(Saved entries)
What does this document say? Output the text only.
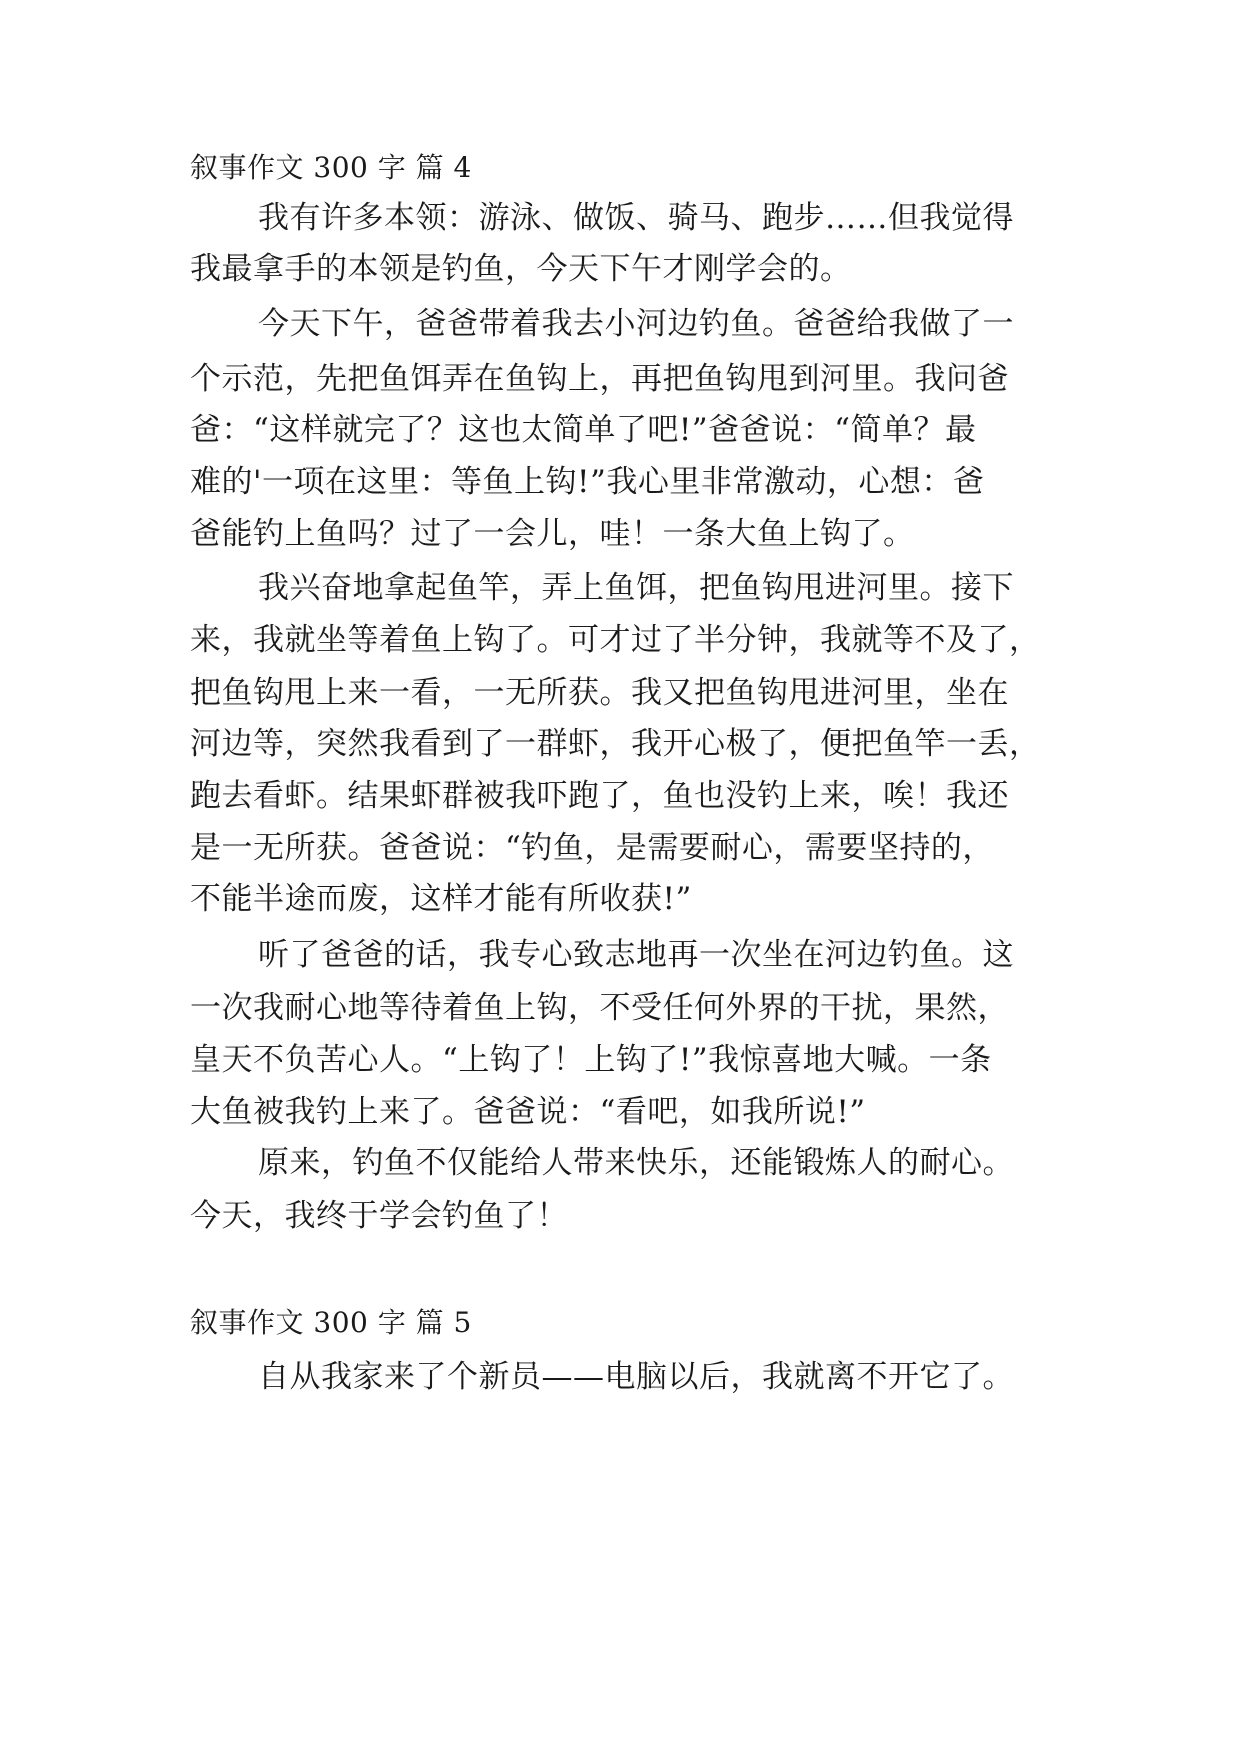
叙事作文 300 字 篇 4
我有许多本领：游泳、做饭、骑马、跑步……但我觉得
我最拿手的本领是钓鱼，今天下午才刚学会的。
今天下午，爸爸带着我去小河边钓鱼。爸爸给我做了一
个示范，先把鱼饵弄在鱼钩上，再把鱼钩甩到河里。我问爸
爸：“这样就完了？这也太简单了吧!”爸爸说：“简单？最
难的'一项在这里：等鱼上钩!”我心里非常激动，心想：爸
爸能钓上鱼吗？过了一会儿，哇！一条大鱼上钩了。
我兴奋地拿起鱼竿，弄上鱼饵，把鱼钩甩进河里。接下
来，我就坐等着鱼上钩了。可才过了半分钟，我就等不及了，
把鱼钩甩上来一看，一无所获。我又把鱼钩甩进河里，坐在
河边等，突然我看到了一群虾，我开心极了，便把鱼竿一丢，
跑去看虾。结果虾群被我吓跑了，鱼也没钓上来，唉！我还
是一无所获。爸爸说：“钓鱼，是需要耐心，需要坚持的，
不能半途而废，这样才能有所收获!”
听了爸爸的话，我专心致志地再一次坐在河边钓鱼。这
一次我耐心地等待着鱼上钩，不受任何外界的干扰，果然，
皇天不负苦心人。“上钩了！上钩了!”我惊喜地大喊。一条
大鱼被我钓上来了。爸爸说：“看吧，如我所说!”
原来，钓鱼不仅能给人带来快乐，还能锻炼人的耐心。
今天，我终于学会钓鱼了！
叙事作文 300 字 篇 5
自从我家来了个新员——电脑以后，我就离不开它了。
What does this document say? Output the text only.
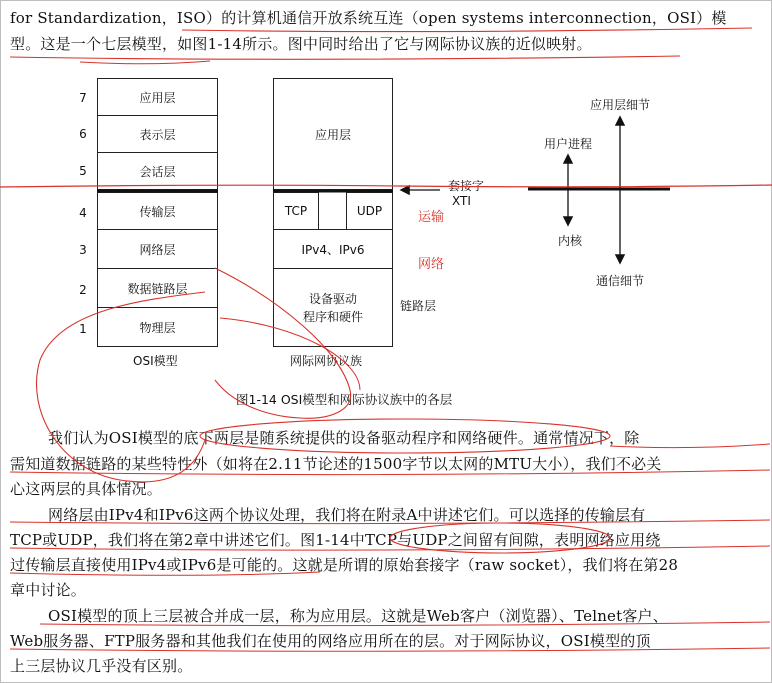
for Standardization，ISO）的计算机通信开放系统互连（open systems interconnection，OSI）模

型。这是一个七层模型，如图1-14所示。图中同时给出了它与网际协议族的近似映射。

7
6
5
4
3
2
1
应用层
表示层
会话层
传输层
网络层
数据链路层
物理层
OSI模型
应用层
TCP	UDP
IPv4、IPv6
设备驱动
程序和硬件
网际网协议族
套接字
XTI
链路层
运输
网络
应用层细节
用户进程
内核
通信细节
图1-14 OSI模型和网际协议族中的各层

我们认为OSI模型的底下两层是随系统提供的设备驱动程序和网络硬件。通常情况下，除

需知道数据链路的某些特性外（如将在2.11节论述的1500字节以太网的MTU大小），我们不必关

心这两层的具体情况。

网络层由IPv4和IPv6这两个协议处理，我们将在附录A中讲述它们。可以选择的传输层有

TCP或UDP，我们将在第2章中讲述它们。图1-14中TCP与UDP之间留有间隙，表明网络应用绕

过传输层直接使用IPv4或IPv6是可能的。这就是所谓的原始套接字（raw socket），我们将在第28

章中讨论。

OSI模型的顶上三层被合并成一层，称为应用层。这就是Web客户（浏览器）、Telnet客户、

Web服务器、FTP服务器和其他我们在使用的网络应用所在的层。对于网际协议，OSI模型的顶

上三层协议几乎没有区别。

Exercise aim:
All preceding records should be duplicated verbatim, images excepted.

Task result:
What does this document say? Output the text only.
叙事作文 300 字 篇 4
我有许多本领：游泳、做饭、骑马、跑步……但我觉得
我最拿手的本领是钓鱼，今天下午才刚学会的。
今天下午，爸爸带着我去小河边钓鱼。爸爸给我做了一
个示范，先把鱼饵弄在鱼钩上，再把鱼钩甩到河里。我问爸
爸：“这样就完了？这也太简单了吧!”爸爸说：“简单？最
难的'一项在这里：等鱼上钩!”我心里非常激动，心想：爸
爸能钓上鱼吗？过了一会儿，哇！一条大鱼上钩了。
我兴奋地拿起鱼竿，弄上鱼饵，把鱼钩甩进河里。接下
来，我就坐等着鱼上钩了。可才过了半分钟，我就等不及了，
把鱼钩甩上来一看，一无所获。我又把鱼钩甩进河里，坐在
河边等，突然我看到了一群虾，我开心极了，便把鱼竿一丢，
跑去看虾。结果虾群被我吓跑了，鱼也没钓上来，唉！我还
是一无所获。爸爸说：“钓鱼，是需要耐心，需要坚持的，
不能半途而废，这样才能有所收获!”
听了爸爸的话，我专心致志地再一次坐在河边钓鱼。这
一次我耐心地等待着鱼上钩，不受任何外界的干扰，果然，
皇天不负苦心人。“上钩了！上钩了!”我惊喜地大喊。一条
大鱼被我钓上来了。爸爸说：“看吧，如我所说!”
原来，钓鱼不仅能给人带来快乐，还能锻炼人的耐心。
今天，我终于学会钓鱼了！
叙事作文 300 字 篇 5
自从我家来了个新员——电脑以后，我就离不开它了。
What does this document say? Output the text only.
for Standardization，ISO）的计算机通信开放系统互连（open systems interconnection，OSI）模

型。这是一个七层模型，如图1-14所示。图中同时给出了它与网际协议族的近似映射。

7
6
5
4
3
2
1
应用层
表示层
会话层
传输层
网络层
数据链路层
物理层
OSI模型
应用层
TCP	UDP
IPv4、IPv6
设备驱动
程序和硬件
网际网协议族
套接字
XTI
链路层
运输
网络
应用层细节
用户进程
内核
通信细节
图1-14 OSI模型和网际协议族中的各层

我们认为OSI模型的底下两层是随系统提供的设备驱动程序和网络硬件。通常情况下，除

需知道数据链路的某些特性外（如将在2.11节论述的1500字节以太网的MTU大小），我们不必关

心这两层的具体情况。

网络层由IPv4和IPv6这两个协议处理，我们将在附录A中讲述它们。可以选择的传输层有

TCP或UDP，我们将在第2章中讲述它们。图1-14中TCP与UDP之间留有间隙，表明网络应用绕

过传输层直接使用IPv4或IPv6是可能的。这就是所谓的原始套接字（raw socket），我们将在第28

章中讨论。

OSI模型的顶上三层被合并成一层，称为应用层。这就是Web客户（浏览器）、Telnet客户、

Web服务器、FTP服务器和其他我们在使用的网络应用所在的层。对于网际协议，OSI模型的顶

上三层协议几乎没有区别。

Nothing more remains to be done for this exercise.